WHAT YOU NEED TO DO
All the data should be repeated exactly. Any image in it is left out.

┌─ INFORMATION GIVEN

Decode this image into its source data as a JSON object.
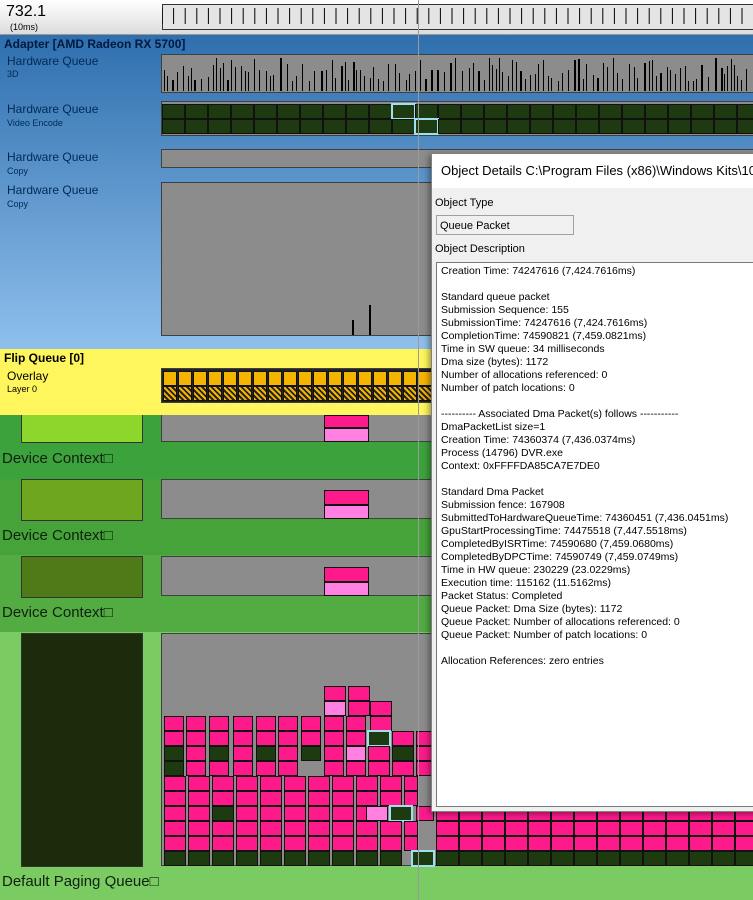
{
  "timeline": {
    "time": "732.1",
    "unit": "(10ms)"
  },
  "adapter": {
    "title": "Adapter [AMD Radeon RX 5700]"
  },
  "queues": [
    {
      "title": "Hardware Queue",
      "sub": "3D"
    },
    {
      "title": "Hardware Queue",
      "sub": "Video Encode"
    },
    {
      "title": "Hardware Queue",
      "sub": "Copy"
    },
    {
      "title": "Hardware Queue",
      "sub": "Copy"
    }
  ],
  "flip": {
    "title": "Flip Queue [0]",
    "overlay": "Overlay",
    "layer": "Layer 0"
  },
  "contexts": [
    "Device Context□",
    "Device Context□",
    "Device Context□"
  ],
  "paging": {
    "label": "Default Paging Queue□"
  },
  "colors": {
    "pink": "#ff1a8c",
    "light_pink": "#ff80e0",
    "dark_packet": "#1d3a10",
    "flip_yellow": "#fef65c",
    "selection": "#9fe0f0"
  },
  "dialog": {
    "title": "Object Details C:\\Program Files (x86)\\Windows Kits\\10",
    "type_label": "Object Type",
    "type_value": "Queue Packet",
    "desc_label": "Object Description",
    "description": "Creation Time: 74247616 (7,424.7616ms)\n\nStandard queue packet\nSubmission Sequence: 155\nSubmissionTime: 74247616 (7,424.7616ms)\nCompletionTime: 74590821 (7,459.0821ms)\nTime in SW queue: 34 milliseconds\nDma size (bytes): 1172\nNumber of allocations referenced: 0\nNumber of patch locations: 0\n\n---------- Associated Dma Packet(s) follows -----------\nDmaPacketList size=1\nCreation Time: 74360374 (7,436.0374ms)\nProcess (14796) DVR.exe\nContext: 0xFFFFDA85CA7E7DE0\n\nStandard Dma Packet\nSubmission fence: 167908\nSubmittedToHardwareQueueTime: 74360451 (7,436.0451ms)\nGpuStartProcessingTime: 74475518 (7,447.5518ms)\nCompletedByISRTime: 74590680 (7,459.0680ms)\nCompletedByDPCTime: 74590749 (7,459.0749ms)\nTime in HW queue: 230229 (23.0229ms)\nExecution time: 115162 (11.5162ms)\nPacket Status: Completed\nQueue Packet: Dma Size (bytes): 1172\nQueue Packet: Number of allocations referenced: 0\nQueue Packet: Number of patch locations: 0\n\nAllocation References: zero entries"
  }
}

└─

OUTPUT FOR THIS TASK
Decode this image into its source data as a JSON object.
{
  "timeline": {
    "time": "732.1",
    "unit": "(10ms)"
  },
  "adapter": {
    "title": "Adapter [AMD Radeon RX 5700]"
  },
  "queues": [
    {
      "title": "Hardware Queue",
      "sub": "3D"
    },
    {
      "title": "Hardware Queue",
      "sub": "Video Encode"
    },
    {
      "title": "Hardware Queue",
      "sub": "Copy"
    },
    {
      "title": "Hardware Queue",
      "sub": "Copy"
    }
  ],
  "flip": {
    "title": "Flip Queue [0]",
    "overlay": "Overlay",
    "layer": "Layer 0"
  },
  "contexts": [
    "Device Context□",
    "Device Context□",
    "Device Context□"
  ],
  "paging": {
    "label": "Default Paging Queue□"
  },
  "colors": {
    "pink": "#ff1a8c",
    "light_pink": "#ff80e0",
    "dark_packet": "#1d3a10",
    "flip_yellow": "#fef65c",
    "selection": "#9fe0f0"
  },
  "dialog": {
    "title": "Object Details C:\\Program Files (x86)\\Windows Kits\\10",
    "type_label": "Object Type",
    "type_value": "Queue Packet",
    "desc_label": "Object Description",
    "description": "Creation Time: 74247616 (7,424.7616ms)\n\nStandard queue packet\nSubmission Sequence: 155\nSubmissionTime: 74247616 (7,424.7616ms)\nCompletionTime: 74590821 (7,459.0821ms)\nTime in SW queue: 34 milliseconds\nDma size (bytes): 1172\nNumber of allocations referenced: 0\nNumber of patch locations: 0\n\n---------- Associated Dma Packet(s) follows -----------\nDmaPacketList size=1\nCreation Time: 74360374 (7,436.0374ms)\nProcess (14796) DVR.exe\nContext: 0xFFFFDA85CA7E7DE0\n\nStandard Dma Packet\nSubmission fence: 167908\nSubmittedToHardwareQueueTime: 74360451 (7,436.0451ms)\nGpuStartProcessingTime: 74475518 (7,447.5518ms)\nCompletedByISRTime: 74590680 (7,459.0680ms)\nCompletedByDPCTime: 74590749 (7,459.0749ms)\nTime in HW queue: 230229 (23.0229ms)\nExecution time: 115162 (11.5162ms)\nPacket Status: Completed\nQueue Packet: Dma Size (bytes): 1172\nQueue Packet: Number of allocations referenced: 0\nQueue Packet: Number of patch locations: 0\n\nAllocation References: zero entries"
  }
}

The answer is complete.